Aim of the task: How many lines of these entries include the string "bottling"? State the number alone.

Stored data:
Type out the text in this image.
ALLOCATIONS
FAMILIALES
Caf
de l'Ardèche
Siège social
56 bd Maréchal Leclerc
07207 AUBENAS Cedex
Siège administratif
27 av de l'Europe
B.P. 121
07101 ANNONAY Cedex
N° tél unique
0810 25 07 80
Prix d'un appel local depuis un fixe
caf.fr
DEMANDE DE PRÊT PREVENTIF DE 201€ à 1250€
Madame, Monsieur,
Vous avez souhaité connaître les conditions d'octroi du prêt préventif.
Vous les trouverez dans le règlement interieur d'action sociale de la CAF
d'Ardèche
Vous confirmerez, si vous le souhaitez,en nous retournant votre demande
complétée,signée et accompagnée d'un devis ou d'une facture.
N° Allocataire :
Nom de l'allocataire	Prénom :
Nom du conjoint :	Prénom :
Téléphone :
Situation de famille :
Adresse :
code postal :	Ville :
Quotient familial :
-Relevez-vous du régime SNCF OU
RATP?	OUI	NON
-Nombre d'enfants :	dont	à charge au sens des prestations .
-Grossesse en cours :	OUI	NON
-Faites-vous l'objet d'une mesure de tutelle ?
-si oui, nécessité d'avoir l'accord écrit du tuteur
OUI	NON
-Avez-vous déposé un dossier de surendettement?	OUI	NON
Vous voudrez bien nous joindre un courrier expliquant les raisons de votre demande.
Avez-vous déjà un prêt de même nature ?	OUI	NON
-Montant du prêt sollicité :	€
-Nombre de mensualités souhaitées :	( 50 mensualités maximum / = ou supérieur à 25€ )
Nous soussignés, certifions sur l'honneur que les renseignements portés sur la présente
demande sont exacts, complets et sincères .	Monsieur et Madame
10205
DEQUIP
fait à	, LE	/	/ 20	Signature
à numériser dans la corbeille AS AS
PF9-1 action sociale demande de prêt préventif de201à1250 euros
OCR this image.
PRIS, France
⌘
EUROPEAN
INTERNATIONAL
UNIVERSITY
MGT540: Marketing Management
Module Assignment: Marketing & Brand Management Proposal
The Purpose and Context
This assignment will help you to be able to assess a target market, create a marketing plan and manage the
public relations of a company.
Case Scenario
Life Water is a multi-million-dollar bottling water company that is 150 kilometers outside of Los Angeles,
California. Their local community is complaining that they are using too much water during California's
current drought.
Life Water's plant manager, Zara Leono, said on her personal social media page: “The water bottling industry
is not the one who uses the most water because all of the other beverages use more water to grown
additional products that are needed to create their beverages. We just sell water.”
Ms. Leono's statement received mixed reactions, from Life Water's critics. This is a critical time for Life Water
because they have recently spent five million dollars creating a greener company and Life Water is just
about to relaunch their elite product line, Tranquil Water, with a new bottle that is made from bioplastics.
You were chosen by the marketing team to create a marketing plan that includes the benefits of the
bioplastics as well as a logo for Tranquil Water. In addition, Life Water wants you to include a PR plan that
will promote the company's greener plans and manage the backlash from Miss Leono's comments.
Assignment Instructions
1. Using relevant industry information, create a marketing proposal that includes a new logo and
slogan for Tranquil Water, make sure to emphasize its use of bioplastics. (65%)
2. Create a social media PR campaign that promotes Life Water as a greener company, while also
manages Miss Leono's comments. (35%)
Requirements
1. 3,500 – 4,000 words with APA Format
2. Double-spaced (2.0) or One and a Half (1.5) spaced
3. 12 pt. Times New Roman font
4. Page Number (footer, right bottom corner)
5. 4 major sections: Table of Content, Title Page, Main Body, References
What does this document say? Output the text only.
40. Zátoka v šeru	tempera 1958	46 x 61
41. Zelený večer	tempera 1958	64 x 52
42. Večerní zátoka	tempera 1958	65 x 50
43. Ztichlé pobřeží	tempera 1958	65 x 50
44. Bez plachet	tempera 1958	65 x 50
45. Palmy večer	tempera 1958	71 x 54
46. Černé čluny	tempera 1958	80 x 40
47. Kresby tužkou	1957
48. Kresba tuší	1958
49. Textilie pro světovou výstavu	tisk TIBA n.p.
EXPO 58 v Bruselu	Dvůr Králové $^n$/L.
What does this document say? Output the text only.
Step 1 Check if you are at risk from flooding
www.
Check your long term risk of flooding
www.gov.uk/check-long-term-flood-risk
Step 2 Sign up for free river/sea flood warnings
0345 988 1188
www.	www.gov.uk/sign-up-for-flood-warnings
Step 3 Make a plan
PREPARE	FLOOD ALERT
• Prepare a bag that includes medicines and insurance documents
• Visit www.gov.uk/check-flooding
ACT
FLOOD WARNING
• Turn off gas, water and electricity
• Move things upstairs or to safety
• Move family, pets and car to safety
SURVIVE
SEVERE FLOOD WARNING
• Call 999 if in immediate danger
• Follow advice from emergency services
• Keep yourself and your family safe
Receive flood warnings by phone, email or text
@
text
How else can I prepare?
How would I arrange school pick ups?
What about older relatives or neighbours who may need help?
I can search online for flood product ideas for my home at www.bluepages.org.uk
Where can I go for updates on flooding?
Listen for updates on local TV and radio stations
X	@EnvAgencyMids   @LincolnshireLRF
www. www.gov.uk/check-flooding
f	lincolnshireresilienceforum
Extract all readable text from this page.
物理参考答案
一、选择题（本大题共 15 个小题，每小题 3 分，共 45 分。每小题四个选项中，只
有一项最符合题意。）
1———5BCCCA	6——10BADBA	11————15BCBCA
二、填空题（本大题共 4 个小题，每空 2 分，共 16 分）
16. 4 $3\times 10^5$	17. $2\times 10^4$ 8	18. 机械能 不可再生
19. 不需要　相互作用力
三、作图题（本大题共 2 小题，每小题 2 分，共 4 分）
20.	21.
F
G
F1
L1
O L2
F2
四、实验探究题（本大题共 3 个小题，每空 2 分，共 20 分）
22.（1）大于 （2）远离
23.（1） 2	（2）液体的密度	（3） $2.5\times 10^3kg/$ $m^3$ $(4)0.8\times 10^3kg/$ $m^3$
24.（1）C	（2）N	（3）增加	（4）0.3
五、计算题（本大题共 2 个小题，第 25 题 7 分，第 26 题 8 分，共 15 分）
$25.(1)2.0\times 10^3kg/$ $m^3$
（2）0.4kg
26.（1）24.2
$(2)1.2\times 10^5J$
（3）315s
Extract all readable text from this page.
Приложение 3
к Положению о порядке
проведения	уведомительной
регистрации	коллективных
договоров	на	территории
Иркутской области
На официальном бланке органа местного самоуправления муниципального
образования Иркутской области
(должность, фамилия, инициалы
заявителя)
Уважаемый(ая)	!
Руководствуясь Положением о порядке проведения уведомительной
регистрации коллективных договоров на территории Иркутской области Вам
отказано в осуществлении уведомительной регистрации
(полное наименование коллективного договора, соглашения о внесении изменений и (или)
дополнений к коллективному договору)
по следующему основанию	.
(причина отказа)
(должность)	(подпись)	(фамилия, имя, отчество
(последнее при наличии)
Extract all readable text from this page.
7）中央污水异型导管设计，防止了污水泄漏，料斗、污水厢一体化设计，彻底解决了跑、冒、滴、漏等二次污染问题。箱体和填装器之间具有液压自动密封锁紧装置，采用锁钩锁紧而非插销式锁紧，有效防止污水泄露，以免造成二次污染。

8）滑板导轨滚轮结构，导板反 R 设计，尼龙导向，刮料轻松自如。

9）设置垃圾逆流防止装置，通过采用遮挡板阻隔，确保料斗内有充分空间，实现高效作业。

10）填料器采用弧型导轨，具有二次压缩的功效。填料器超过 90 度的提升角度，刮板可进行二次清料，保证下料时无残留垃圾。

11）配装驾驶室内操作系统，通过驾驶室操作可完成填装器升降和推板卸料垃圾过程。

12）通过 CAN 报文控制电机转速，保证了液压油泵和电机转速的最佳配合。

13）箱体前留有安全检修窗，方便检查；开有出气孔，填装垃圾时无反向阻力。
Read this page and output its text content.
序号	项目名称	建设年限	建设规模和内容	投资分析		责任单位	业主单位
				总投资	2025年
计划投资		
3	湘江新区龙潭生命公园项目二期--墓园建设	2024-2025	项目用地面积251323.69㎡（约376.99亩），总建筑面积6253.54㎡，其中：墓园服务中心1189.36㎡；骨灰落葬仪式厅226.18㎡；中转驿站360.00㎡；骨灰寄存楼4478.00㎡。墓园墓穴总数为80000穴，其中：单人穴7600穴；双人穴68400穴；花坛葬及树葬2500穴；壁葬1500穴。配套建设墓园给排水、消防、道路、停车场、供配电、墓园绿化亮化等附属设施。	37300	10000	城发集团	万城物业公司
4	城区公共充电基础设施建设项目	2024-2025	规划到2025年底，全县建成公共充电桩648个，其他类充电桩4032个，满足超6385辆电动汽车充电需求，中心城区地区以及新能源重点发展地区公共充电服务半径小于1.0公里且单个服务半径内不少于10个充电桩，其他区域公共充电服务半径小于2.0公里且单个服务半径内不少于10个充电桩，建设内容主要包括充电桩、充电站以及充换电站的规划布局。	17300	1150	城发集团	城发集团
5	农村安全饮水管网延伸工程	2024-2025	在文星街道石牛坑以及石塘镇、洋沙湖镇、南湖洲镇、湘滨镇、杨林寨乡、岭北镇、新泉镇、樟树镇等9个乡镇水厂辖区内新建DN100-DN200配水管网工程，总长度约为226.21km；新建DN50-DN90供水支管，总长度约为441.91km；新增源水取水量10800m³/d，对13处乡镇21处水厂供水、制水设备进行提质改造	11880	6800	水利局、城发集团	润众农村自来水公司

Final answer: 2